======== Records to use ========

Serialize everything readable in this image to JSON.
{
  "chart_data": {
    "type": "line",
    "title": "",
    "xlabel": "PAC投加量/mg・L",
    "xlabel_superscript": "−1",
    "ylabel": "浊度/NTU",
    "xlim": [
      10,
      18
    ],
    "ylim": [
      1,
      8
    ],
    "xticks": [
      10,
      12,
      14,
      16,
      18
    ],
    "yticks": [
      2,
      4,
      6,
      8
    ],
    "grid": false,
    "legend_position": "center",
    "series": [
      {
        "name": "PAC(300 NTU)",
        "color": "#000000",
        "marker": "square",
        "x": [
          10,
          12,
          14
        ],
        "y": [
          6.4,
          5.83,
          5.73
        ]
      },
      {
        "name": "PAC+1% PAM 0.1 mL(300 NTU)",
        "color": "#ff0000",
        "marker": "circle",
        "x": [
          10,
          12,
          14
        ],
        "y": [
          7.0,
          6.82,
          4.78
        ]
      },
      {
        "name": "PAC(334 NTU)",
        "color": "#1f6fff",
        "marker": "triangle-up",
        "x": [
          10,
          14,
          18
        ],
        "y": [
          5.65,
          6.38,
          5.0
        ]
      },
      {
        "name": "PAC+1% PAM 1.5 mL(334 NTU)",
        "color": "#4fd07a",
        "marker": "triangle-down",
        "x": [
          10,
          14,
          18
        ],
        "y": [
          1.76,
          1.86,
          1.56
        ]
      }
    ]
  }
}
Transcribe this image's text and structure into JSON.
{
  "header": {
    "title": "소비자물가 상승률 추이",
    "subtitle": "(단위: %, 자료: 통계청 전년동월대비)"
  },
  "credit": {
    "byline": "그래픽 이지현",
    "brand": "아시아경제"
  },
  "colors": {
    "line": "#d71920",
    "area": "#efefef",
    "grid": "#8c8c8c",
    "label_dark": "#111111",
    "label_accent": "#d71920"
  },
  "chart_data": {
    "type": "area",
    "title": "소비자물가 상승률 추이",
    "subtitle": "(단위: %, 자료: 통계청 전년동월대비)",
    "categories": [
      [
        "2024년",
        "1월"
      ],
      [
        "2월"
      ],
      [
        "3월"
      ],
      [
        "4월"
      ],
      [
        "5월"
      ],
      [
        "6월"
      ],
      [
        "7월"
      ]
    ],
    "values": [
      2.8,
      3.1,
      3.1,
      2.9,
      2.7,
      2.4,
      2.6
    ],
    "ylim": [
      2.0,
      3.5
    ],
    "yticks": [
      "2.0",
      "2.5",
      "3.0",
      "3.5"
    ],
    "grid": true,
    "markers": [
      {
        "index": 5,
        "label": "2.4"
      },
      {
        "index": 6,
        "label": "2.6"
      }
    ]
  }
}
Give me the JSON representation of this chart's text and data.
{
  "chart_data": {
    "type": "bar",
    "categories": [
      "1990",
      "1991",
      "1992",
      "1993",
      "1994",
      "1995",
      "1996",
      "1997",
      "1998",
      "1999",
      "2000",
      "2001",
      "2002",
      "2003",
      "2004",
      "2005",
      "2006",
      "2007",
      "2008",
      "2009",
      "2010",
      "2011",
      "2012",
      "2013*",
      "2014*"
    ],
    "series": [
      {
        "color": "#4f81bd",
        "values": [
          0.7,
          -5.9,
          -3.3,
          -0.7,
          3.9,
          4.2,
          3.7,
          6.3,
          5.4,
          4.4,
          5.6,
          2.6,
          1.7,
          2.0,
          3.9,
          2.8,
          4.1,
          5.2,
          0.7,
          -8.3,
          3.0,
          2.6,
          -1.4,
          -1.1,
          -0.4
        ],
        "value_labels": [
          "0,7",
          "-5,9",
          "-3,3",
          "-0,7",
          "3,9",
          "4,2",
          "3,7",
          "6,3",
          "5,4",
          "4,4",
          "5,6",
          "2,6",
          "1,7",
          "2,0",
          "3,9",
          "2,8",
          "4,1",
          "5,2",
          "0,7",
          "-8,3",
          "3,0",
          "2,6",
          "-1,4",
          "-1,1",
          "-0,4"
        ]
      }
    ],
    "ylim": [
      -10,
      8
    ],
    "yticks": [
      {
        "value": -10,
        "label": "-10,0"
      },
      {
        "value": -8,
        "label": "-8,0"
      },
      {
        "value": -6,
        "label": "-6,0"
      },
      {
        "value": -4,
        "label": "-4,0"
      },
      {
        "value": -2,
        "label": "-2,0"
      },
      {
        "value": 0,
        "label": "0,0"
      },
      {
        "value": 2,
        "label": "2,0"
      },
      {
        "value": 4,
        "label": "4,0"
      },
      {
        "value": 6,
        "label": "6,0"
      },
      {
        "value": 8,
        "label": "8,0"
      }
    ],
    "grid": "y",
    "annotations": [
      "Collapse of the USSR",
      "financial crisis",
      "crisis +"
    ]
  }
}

========

▸ Goal: Reproduce each record exactly, leaving nothing out.

▸ Exercise output:
Serialize everything readable in this image to JSON.
{
  "chart_data": {
    "type": "line",
    "title": "",
    "xlabel": "PAC投加量/mg・L",
    "xlabel_superscript": "−1",
    "ylabel": "浊度/NTU",
    "xlim": [
      10,
      18
    ],
    "ylim": [
      1,
      8
    ],
    "xticks": [
      10,
      12,
      14,
      16,
      18
    ],
    "yticks": [
      2,
      4,
      6,
      8
    ],
    "grid": false,
    "legend_position": "center",
    "series": [
      {
        "name": "PAC(300 NTU)",
        "color": "#000000",
        "marker": "square",
        "x": [
          10,
          12,
          14
        ],
        "y": [
          6.4,
          5.83,
          5.73
        ]
      },
      {
        "name": "PAC+1% PAM 0.1 mL(300 NTU)",
        "color": "#ff0000",
        "marker": "circle",
        "x": [
          10,
          12,
          14
        ],
        "y": [
          7.0,
          6.82,
          4.78
        ]
      },
      {
        "name": "PAC(334 NTU)",
        "color": "#1f6fff",
        "marker": "triangle-up",
        "x": [
          10,
          14,
          18
        ],
        "y": [
          5.65,
          6.38,
          5.0
        ]
      },
      {
        "name": "PAC+1% PAM 1.5 mL(334 NTU)",
        "color": "#4fd07a",
        "marker": "triangle-down",
        "x": [
          10,
          14,
          18
        ],
        "y": [
          1.76,
          1.86,
          1.56
        ]
      }
    ]
  }
}
Transcribe this image's text and structure into JSON.
{
  "header": {
    "title": "소비자물가 상승률 추이",
    "subtitle": "(단위: %, 자료: 통계청 전년동월대비)"
  },
  "credit": {
    "byline": "그래픽 이지현",
    "brand": "아시아경제"
  },
  "colors": {
    "line": "#d71920",
    "area": "#efefef",
    "grid": "#8c8c8c",
    "label_dark": "#111111",
    "label_accent": "#d71920"
  },
  "chart_data": {
    "type": "area",
    "title": "소비자물가 상승률 추이",
    "subtitle": "(단위: %, 자료: 통계청 전년동월대비)",
    "categories": [
      [
        "2024년",
        "1월"
      ],
      [
        "2월"
      ],
      [
        "3월"
      ],
      [
        "4월"
      ],
      [
        "5월"
      ],
      [
        "6월"
      ],
      [
        "7월"
      ]
    ],
    "values": [
      2.8,
      3.1,
      3.1,
      2.9,
      2.7,
      2.4,
      2.6
    ],
    "ylim": [
      2.0,
      3.5
    ],
    "yticks": [
      "2.0",
      "2.5",
      "3.0",
      "3.5"
    ],
    "grid": true,
    "markers": [
      {
        "index": 5,
        "label": "2.4"
      },
      {
        "index": 6,
        "label": "2.6"
      }
    ]
  }
}
Give me the JSON representation of this chart's text and data.
{
  "chart_data": {
    "type": "bar",
    "categories": [
      "1990",
      "1991",
      "1992",
      "1993",
      "1994",
      "1995",
      "1996",
      "1997",
      "1998",
      "1999",
      "2000",
      "2001",
      "2002",
      "2003",
      "2004",
      "2005",
      "2006",
      "2007",
      "2008",
      "2009",
      "2010",
      "2011",
      "2012",
      "2013*",
      "2014*"
    ],
    "series": [
      {
        "color": "#4f81bd",
        "values": [
          0.7,
          -5.9,
          -3.3,
          -0.7,
          3.9,
          4.2,
          3.7,
          6.3,
          5.4,
          4.4,
          5.6,
          2.6,
          1.7,
          2.0,
          3.9,
          2.8,
          4.1,
          5.2,
          0.7,
          -8.3,
          3.0,
          2.6,
          -1.4,
          -1.1,
          -0.4
        ],
        "value_labels": [
          "0,7",
          "-5,9",
          "-3,3",
          "-0,7",
          "3,9",
          "4,2",
          "3,7",
          "6,3",
          "5,4",
          "4,4",
          "5,6",
          "2,6",
          "1,7",
          "2,0",
          "3,9",
          "2,8",
          "4,1",
          "5,2",
          "0,7",
          "-8,3",
          "3,0",
          "2,6",
          "-1,4",
          "-1,1",
          "-0,4"
        ]
      }
    ],
    "ylim": [
      -10,
      8
    ],
    "yticks": [
      {
        "value": -10,
        "label": "-10,0"
      },
      {
        "value": -8,
        "label": "-8,0"
      },
      {
        "value": -6,
        "label": "-6,0"
      },
      {
        "value": -4,
        "label": "-4,0"
      },
      {
        "value": -2,
        "label": "-2,0"
      },
      {
        "value": 0,
        "label": "0,0"
      },
      {
        "value": 2,
        "label": "2,0"
      },
      {
        "value": 4,
        "label": "4,0"
      },
      {
        "value": 6,
        "label": "6,0"
      },
      {
        "value": 8,
        "label": "8,0"
      }
    ],
    "grid": "y",
    "annotations": [
      "Collapse of the USSR",
      "financial crisis",
      "crisis +"
    ]
  }
}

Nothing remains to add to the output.